# EXTRAIT DU TEXTE
◇ ◇ ◇ ◇ ◇
« Celui qui me tient d'un fil n'est pas fort; ce qui est
fort, c'est le fil »
Antonio Porchia, Voces (Voix)
« Celui qui me tient d'un fil n'est pas fort; ce qui est fort, c'est le
fil. » Certains diront, tout dépend du poids de la personne retenue. D’autres
rétorqueront : « Que nenni ! Tout dépend du fil ! » Et c’est cette deuxième
proposition qui doit surtout retenir notre attention ce soir, même si, au fond,
les deux propositions peuvent être tout à fait complémentaires…
Tenu par signifie : retenir, empêcher de… de quoi ?? C’est la bonne
question ! De toute manière, s’il y a en a un qui entrave l’autre dans son
action, il le prive de sa liberté. Pour aboutir à ses fins, le censeur utilise
soit la force, soit des stratagèmes plus subtils tels que la manipulation. La
manipulation mentale est une technique spécifique d'échange : elle consiste
pour un influenceur à profiter d'une opportunité pour détourner subrepticement
vers son profit personnel et son prestige, les ressources, matérielles et
morales, c'est-à-dire les biens et les services, les forces et les faiblesses,
les espoirs et les peurs, d'un influencé, de préférence d'un groupe d'influencés.
La manipulation implique un rapport de pouvoir, de domination pour
influencer subtilement – consciemment ou non – une personne ou un groupe de
personnes et en retirer des bénéfices. Cet abus se fait au détriment du
manipulé. Son pattern est d’autant plus aliénant qu’il est répété,
sournoisement, parce qu’il prive l’être de sa liberté. Pour parvenir à ses
fins, le manipulateur dispose de nombreuses stratégies dont certaines sont
facilement décelables. Les identifier, c’est poser le premier pas permettant de
reconquérir le respect de soi et sa liberté.
◇ ◇ ◇ ◇ ◇
# ÉNONCÉ A
Dans l'extrait sur la manipulation, quelles paires de termes détaillent les ressources matérielles et morales d'un influencé ?
Les entrées n'ont aucun rapport avec l'extrait.

# DONNÉES FOURNIES
◇ ◇ ◇ ◇ ◇
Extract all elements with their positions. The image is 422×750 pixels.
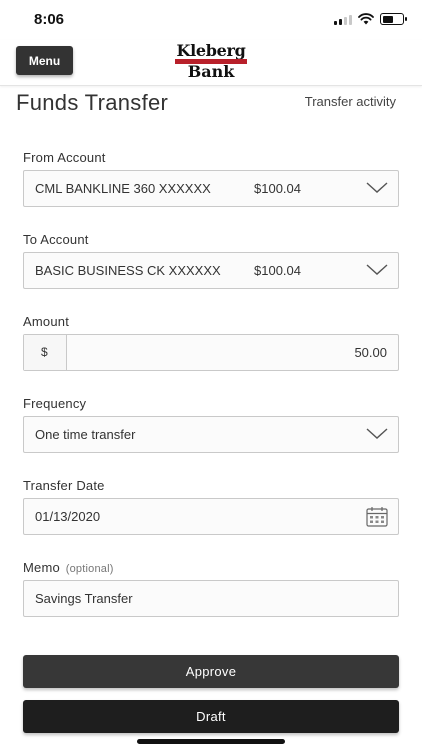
currency-symbol: $ xyxy=(41,345,48,359)
currency-addon: $ xyxy=(24,335,67,370)
memo-label: Memo (optional) xyxy=(23,560,114,575)
chevron-down-icon xyxy=(366,182,388,193)
draft-button[interactable]: Draft xyxy=(23,700,399,733)
from-account-label: From Account xyxy=(23,150,106,165)
wifi-icon xyxy=(358,13,374,25)
from-account-select[interactable]: CML BANKLINE 360 XXXXXX $100.04 xyxy=(23,170,399,207)
frequency-select[interactable]: One time transfer xyxy=(23,416,399,453)
to-account-label: To Account xyxy=(23,232,89,247)
transfer-date-value: 01/13/2020 xyxy=(35,509,101,524)
frequency-value: One time transfer xyxy=(35,427,136,442)
approve-button[interactable]: Approve xyxy=(23,655,399,688)
transfer-date-input[interactable]: 01/13/2020 xyxy=(23,498,399,535)
status-icons xyxy=(334,13,407,25)
from-account-balance: $100.04 xyxy=(254,181,301,196)
amount-value: 50.00 xyxy=(354,345,387,360)
from-account-name: CML BANKLINE 360 XXXXXX xyxy=(35,181,211,196)
page-title: Funds Transfer xyxy=(16,90,169,115)
home-indicator xyxy=(137,739,285,744)
to-account-name: BASIC BUSINESS CK XXXXXX xyxy=(35,263,221,278)
kleberg-bank-logo: Kleberg Bank xyxy=(175,41,247,81)
transfer-activity-link[interactable]: Transfer activity xyxy=(305,94,396,109)
chevron-down-icon xyxy=(366,264,388,275)
menu-button[interactable]: Menu xyxy=(16,46,73,75)
amount-input[interactable]: $ 50.00 xyxy=(23,334,399,371)
calendar-icon[interactable] xyxy=(366,506,388,527)
status-time: 8:06 xyxy=(34,11,65,28)
battery-icon xyxy=(380,13,407,25)
transfer-date-label: Transfer Date xyxy=(23,478,105,493)
amount-label: Amount xyxy=(23,314,70,329)
to-account-select[interactable]: BASIC BUSINESS CK XXXXXX $100.04 xyxy=(23,252,399,289)
status-bar: 8:06 xyxy=(0,0,422,40)
memo-value: Savings Transfer xyxy=(35,591,133,606)
app-header: Menu Kleberg Bank xyxy=(0,40,422,86)
memo-optional-note: (optional) xyxy=(65,563,114,575)
frequency-label: Frequency xyxy=(23,396,87,411)
memo-input[interactable]: Savings Transfer xyxy=(23,580,399,617)
to-account-balance: $100.04 xyxy=(254,263,301,278)
cellular-signal-icon xyxy=(334,14,352,25)
chevron-down-icon xyxy=(366,428,388,439)
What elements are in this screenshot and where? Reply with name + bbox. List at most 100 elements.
◇ ◇ ◇ ◇ ◇
# ÉNONCÉ B
Reproduisez fidèlement, dans les entrées, le passage qui s'ouvre sur la ligne contenant « currency-symbol: $ xyxy=(41,345,48,359) » et se ferme sur la ligne contenant « to-account-name: BASIC BUSINESS », ces deux lignes comprises.

# CORRIGÉ A
- les biens et les services
- les forces et les faiblesses
- les espoirs et les peurs

# CORRIGÉ B
currency-symbol: $ xyxy=(41,345,48,359)
currency-addon: $ xyxy=(24,335,67,370)
memo-label: Memo (optional) xyxy=(23,560,114,575)
chevron-down-icon xyxy=(366,182,388,193)
draft-button[interactable]: Draft xyxy=(23,700,399,733)
from-account-label: From Account xyxy=(23,150,106,165)
wifi-icon xyxy=(358,13,374,25)
from-account-select[interactable]: CML BANKLINE 360 XXXXXX $100.04 xyxy=(23,170,399,207)
frequency-select[interactable]: One time transfer xyxy=(23,416,399,453)
to-account-label: To Account xyxy=(23,232,89,247)
transfer-date-value: 01/13/2020 xyxy=(35,509,101,524)
frequency-value: One time transfer xyxy=(35,427,136,442)
approve-button[interactable]: Approve xyxy=(23,655,399,688)
transfer-date-input[interactable]: 01/13/2020 xyxy=(23,498,399,535)
status-icons xyxy=(334,13,407,25)
from-account-balance: $100.04 xyxy=(254,181,301,196)
amount-value: 50.00 xyxy=(354,345,387,360)
from-account-name: CML BANKLINE 360 XXXXXX xyxy=(35,181,211,196)
page-title: Funds Transfer xyxy=(16,90,169,115)
home-indicator xyxy=(137,739,285,744)
to-account-name: BASIC BUSINESS CK XXXXXX xyxy=(35,263,221,278)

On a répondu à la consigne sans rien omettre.